1988 Paris–Roubaix

Race details
- Dates: 10 April 1988
- Stages: 1
- Distance: 266 km (165.3 mi)
- Winning time: 6h 34' 18"

Results
- Winner / Dirk Demol (BEL) / (AD Renting–Mini-Flat–Enerday)
- Second / Thomas Wegmüller (SUI) / (Kas–Canal 10)
- Third / Laurent Fignon (FRA) / (Système U–Gitane)

= 1988 Paris–Roubaix =

The 1988 Paris–Roubaix was the 86th edition of the Paris–Roubaix cycle race and was held on 10 April 1988. The race started in Compiègne and finished in Roubaix. The race was won by Dirk Demol of the AD Renting team. Second place rider Thomas Wegmüller was impeded in his final sprint finish because a plastic bag became entangled in his gears.

::::::::

● To do
[1] Rewrite the paragraph of the Paris–Roubaix article that begins "The 1988 Paris–Roubaix was the 86th edition" as a short bulleted list, keeping its main facts.
[2] Repeat, word for word, the part of the Paris–Roubaix article that opens with the words containing "Race details" and closes with "(SUI) / (Kas–Canal 10)".
[3] According to the Paris–Roubaix article, what became entangled in Thomas Wegmüller's gears during his final sprint?
The items play no part in this work.

● Entries provided
::::::::

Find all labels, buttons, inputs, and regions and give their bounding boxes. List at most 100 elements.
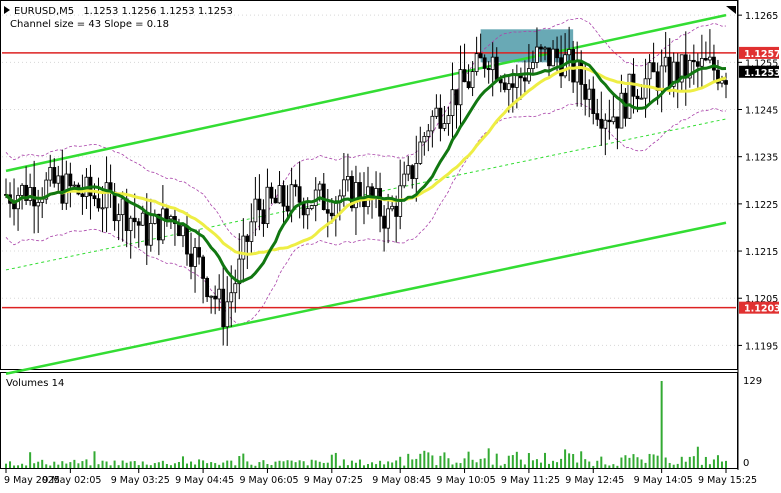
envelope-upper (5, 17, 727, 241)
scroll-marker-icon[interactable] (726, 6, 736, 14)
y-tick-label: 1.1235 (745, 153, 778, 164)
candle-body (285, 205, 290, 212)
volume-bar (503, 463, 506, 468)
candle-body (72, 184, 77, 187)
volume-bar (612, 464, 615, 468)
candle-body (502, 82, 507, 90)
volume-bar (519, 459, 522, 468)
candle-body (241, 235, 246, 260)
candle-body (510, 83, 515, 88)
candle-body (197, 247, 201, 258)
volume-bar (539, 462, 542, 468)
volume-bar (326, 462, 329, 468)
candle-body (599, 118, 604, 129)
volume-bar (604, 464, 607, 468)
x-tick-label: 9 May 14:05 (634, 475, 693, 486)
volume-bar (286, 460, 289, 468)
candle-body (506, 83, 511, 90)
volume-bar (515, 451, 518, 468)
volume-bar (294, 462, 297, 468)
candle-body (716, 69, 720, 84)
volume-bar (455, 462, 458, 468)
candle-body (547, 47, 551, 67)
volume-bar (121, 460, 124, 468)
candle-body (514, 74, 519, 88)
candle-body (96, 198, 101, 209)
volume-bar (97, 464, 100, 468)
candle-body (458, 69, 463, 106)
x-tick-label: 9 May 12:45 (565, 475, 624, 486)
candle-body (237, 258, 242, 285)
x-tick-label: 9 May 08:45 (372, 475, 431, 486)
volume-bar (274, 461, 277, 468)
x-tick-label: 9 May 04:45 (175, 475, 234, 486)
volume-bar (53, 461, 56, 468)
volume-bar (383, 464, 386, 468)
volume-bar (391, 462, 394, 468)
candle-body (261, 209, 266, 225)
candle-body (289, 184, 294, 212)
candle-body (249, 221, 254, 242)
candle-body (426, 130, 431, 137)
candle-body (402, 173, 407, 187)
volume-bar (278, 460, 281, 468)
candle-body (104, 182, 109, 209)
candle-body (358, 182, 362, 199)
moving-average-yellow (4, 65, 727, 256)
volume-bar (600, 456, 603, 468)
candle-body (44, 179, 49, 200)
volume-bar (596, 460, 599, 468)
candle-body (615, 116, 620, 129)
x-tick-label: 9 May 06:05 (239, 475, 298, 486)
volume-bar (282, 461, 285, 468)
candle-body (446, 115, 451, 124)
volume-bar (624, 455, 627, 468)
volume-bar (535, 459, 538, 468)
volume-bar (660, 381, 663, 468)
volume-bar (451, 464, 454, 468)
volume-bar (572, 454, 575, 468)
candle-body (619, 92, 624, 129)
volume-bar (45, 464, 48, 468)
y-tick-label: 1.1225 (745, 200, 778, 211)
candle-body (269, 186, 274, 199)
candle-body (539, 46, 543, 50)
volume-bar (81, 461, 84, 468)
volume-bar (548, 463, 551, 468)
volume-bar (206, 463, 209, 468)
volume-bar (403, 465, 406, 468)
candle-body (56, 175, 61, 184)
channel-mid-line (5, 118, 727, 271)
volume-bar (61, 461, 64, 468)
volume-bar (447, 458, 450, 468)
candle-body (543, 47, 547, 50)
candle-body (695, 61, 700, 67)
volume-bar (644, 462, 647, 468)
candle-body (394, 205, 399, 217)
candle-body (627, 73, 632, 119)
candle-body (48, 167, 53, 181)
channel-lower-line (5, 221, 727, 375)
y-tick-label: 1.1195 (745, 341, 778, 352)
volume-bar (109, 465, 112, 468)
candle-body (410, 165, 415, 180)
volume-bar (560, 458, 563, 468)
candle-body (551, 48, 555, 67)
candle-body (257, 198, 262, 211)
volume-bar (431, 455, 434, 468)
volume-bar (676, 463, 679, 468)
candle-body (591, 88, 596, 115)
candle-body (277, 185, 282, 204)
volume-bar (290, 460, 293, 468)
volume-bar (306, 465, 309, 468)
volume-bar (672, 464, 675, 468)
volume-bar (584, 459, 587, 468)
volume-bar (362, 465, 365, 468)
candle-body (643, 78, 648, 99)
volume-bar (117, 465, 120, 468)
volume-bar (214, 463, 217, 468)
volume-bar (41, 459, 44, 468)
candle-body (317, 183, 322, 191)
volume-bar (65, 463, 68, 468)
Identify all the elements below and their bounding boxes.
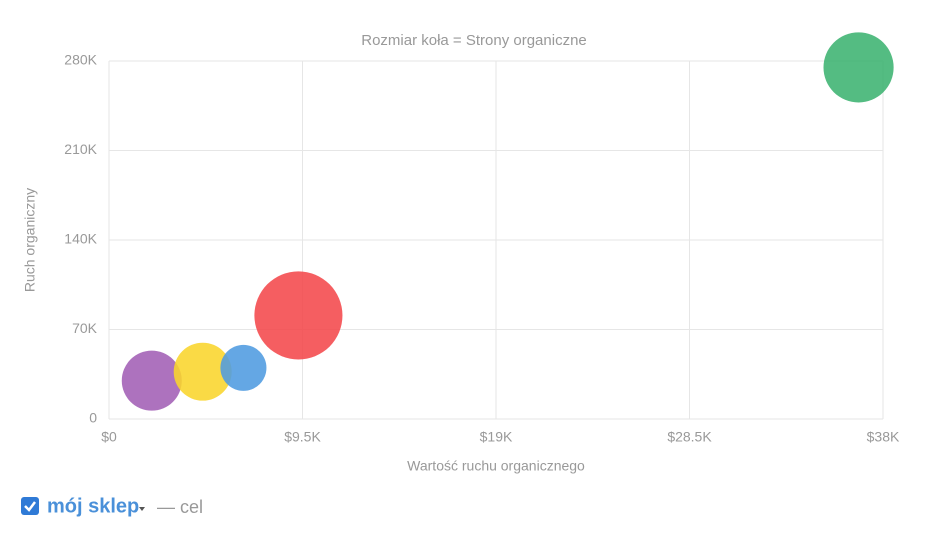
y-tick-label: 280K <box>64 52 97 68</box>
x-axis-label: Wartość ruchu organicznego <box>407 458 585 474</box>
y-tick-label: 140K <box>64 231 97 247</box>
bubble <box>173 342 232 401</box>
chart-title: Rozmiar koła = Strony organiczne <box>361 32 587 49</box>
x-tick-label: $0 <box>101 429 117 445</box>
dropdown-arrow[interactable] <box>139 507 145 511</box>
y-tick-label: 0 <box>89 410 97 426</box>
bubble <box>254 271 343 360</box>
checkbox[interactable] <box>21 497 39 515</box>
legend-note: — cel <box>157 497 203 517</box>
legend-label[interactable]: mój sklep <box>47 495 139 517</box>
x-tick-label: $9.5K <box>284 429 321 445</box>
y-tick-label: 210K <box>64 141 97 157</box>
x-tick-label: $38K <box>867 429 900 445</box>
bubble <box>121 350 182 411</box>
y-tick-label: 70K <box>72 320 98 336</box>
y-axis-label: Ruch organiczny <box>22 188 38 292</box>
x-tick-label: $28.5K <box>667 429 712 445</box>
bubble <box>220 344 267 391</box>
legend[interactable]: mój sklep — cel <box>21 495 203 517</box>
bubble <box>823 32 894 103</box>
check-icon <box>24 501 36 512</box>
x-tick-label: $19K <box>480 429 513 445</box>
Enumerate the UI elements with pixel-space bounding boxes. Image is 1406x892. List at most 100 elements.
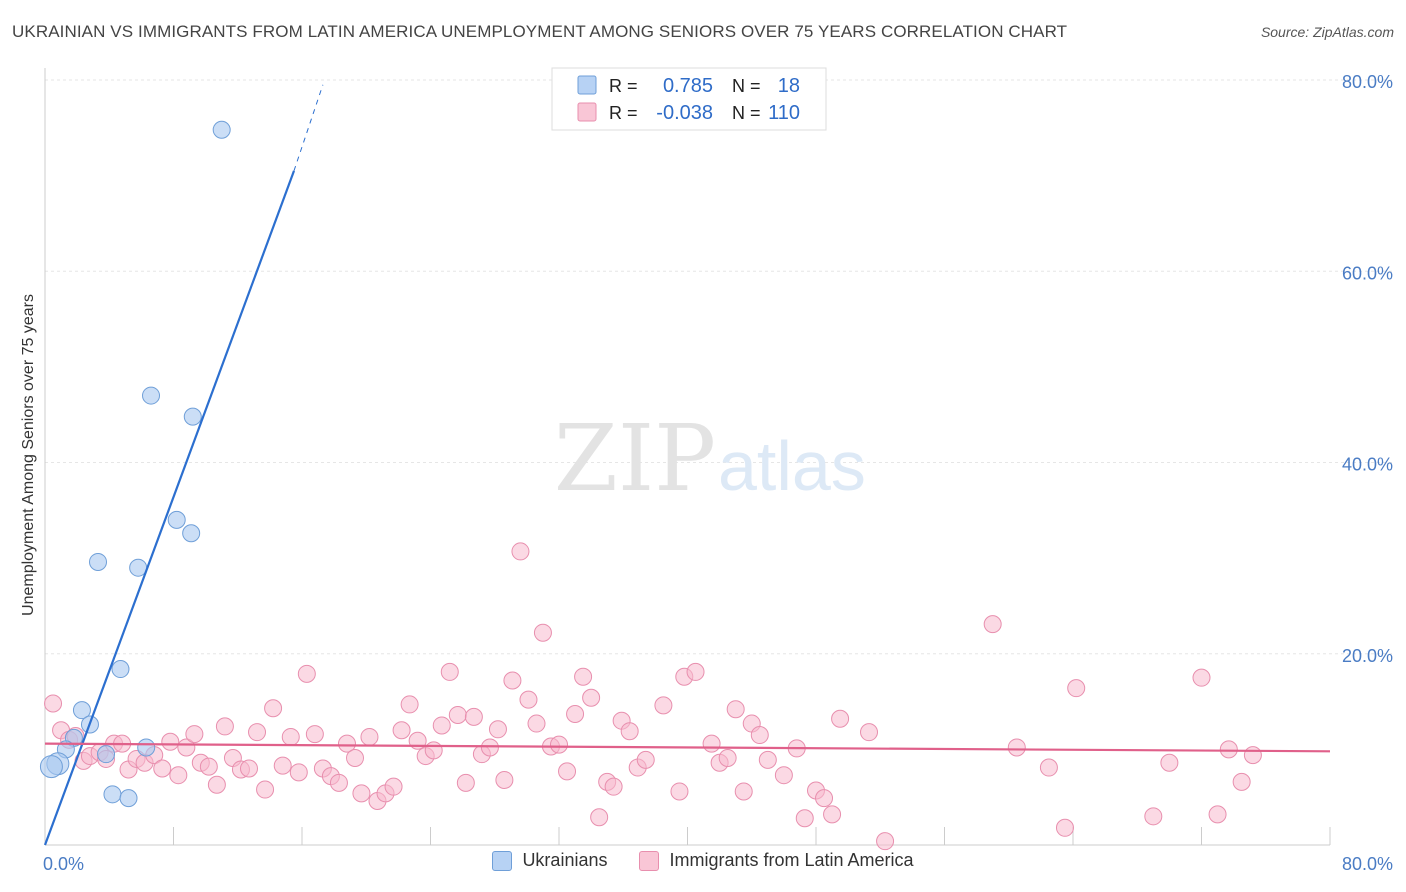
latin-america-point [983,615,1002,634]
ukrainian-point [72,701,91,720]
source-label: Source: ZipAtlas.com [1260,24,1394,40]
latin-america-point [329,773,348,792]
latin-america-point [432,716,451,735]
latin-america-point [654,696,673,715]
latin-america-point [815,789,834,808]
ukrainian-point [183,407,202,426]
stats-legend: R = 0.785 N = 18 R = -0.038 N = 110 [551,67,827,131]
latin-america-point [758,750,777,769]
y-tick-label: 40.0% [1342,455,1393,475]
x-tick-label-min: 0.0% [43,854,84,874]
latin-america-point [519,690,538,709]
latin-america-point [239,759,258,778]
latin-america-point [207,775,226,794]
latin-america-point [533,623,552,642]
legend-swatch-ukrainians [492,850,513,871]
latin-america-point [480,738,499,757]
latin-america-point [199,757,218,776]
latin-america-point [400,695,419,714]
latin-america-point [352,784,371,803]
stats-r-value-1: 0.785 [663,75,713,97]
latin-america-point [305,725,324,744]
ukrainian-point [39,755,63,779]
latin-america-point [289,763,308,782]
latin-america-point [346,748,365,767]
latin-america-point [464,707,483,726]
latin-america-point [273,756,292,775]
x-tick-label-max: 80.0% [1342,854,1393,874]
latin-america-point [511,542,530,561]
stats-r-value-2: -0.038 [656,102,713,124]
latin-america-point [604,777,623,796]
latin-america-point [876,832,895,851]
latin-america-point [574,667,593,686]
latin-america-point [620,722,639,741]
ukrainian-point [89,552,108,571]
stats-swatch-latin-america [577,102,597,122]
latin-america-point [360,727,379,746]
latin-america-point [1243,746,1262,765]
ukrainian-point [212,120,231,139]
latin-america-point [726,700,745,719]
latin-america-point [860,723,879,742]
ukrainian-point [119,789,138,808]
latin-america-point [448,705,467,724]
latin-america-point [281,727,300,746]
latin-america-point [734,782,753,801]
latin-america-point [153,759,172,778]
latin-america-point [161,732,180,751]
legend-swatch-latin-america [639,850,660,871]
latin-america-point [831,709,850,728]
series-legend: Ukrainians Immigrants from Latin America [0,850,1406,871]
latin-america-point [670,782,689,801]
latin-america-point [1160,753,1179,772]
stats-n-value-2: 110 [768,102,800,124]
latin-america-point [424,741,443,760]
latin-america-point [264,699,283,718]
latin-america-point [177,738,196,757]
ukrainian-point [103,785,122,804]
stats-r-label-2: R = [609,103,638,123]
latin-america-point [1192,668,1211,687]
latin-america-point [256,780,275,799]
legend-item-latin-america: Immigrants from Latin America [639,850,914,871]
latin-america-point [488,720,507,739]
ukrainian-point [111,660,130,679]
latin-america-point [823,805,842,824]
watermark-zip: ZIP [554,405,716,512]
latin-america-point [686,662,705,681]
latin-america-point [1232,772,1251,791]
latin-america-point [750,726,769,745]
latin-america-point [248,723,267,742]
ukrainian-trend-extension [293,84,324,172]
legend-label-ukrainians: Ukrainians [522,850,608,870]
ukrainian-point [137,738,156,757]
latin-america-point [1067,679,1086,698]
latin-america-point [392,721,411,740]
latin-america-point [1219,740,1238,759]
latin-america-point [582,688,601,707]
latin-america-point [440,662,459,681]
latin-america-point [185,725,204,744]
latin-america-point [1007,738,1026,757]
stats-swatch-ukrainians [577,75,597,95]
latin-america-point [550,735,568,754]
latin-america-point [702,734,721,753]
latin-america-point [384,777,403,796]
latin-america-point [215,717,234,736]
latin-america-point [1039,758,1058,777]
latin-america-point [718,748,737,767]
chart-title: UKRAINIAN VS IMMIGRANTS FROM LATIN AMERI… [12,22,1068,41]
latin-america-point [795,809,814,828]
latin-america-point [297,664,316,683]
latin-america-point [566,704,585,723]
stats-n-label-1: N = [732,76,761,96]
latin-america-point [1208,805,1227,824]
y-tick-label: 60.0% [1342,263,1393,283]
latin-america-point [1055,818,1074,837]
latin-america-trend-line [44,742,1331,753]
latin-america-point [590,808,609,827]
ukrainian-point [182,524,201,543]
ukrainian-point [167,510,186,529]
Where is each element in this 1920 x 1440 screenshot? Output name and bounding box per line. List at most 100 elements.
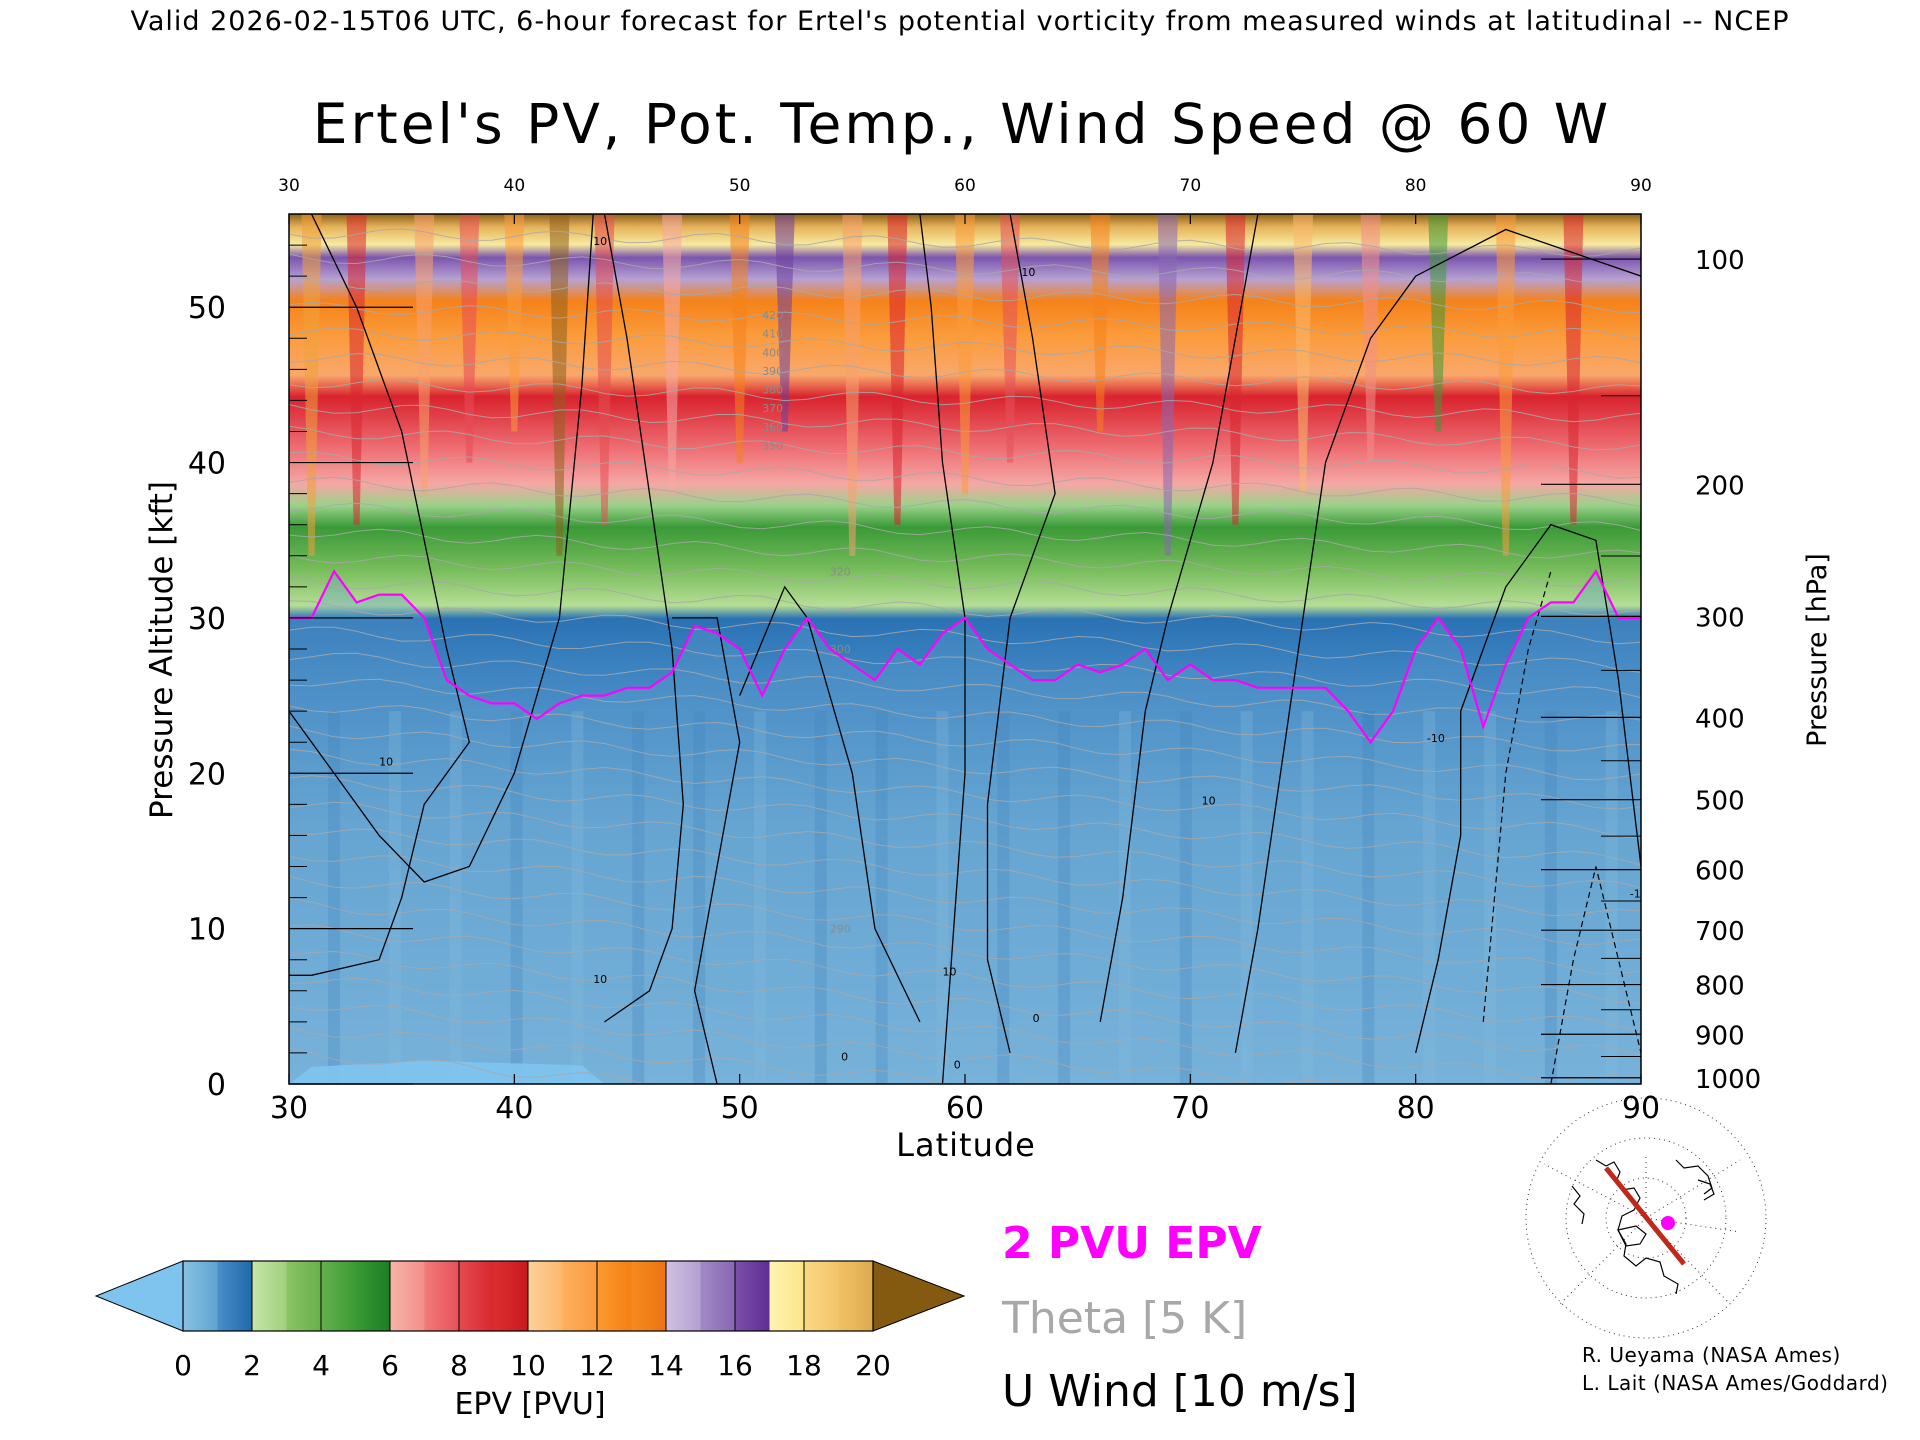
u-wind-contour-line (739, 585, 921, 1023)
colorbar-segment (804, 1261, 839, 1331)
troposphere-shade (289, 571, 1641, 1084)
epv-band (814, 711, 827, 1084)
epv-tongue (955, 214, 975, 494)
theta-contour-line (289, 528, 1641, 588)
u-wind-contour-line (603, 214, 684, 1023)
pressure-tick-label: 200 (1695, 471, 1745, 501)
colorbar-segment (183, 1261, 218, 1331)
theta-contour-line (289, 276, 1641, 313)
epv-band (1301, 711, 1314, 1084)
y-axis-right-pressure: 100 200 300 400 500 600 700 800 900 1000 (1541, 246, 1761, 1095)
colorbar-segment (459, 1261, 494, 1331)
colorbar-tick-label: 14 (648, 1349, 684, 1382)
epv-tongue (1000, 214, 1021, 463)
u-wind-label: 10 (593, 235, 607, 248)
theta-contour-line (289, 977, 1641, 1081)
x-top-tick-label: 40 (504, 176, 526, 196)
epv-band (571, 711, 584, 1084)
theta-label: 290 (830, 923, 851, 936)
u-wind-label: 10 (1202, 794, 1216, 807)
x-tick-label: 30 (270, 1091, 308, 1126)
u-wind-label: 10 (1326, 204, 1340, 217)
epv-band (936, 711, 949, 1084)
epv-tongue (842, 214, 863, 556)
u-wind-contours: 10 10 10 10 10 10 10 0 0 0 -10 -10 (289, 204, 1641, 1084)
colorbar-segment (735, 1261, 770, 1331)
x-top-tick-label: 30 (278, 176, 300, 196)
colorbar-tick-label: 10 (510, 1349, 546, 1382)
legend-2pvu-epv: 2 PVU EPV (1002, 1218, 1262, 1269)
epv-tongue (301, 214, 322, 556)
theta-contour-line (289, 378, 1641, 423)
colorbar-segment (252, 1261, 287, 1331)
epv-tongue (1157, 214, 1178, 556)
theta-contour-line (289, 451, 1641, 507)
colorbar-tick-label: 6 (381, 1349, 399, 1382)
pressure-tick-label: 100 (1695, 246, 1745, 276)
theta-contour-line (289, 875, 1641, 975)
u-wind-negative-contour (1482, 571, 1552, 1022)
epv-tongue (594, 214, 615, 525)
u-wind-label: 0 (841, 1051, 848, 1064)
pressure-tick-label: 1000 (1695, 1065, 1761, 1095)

::::::::

● Outputs for the tasks
[1]
- 86th edition of Paris–Roubaix, held on 10 April 1988
- Started in Compiègne, finished in Roubaix
- Won by Dirk Demol of the AD Renting team
- Runner-up Thomas Wegmüller was impeded in the final sprint when a plastic bag got caught in his gears

[2]
Race details
- Dates: 10 April 1988
- Stages: 1
- Distance: 266 km (165.3 mi)
- Winning time: 6h 34' 18"

Results
- Winner / Dirk Demol (BEL) / (AD Renting–Mini-Flat–Enerday)
- Second / Thomas Wegmüller (SUI) / (Kas–Canal 10)

[3] A plastic bag.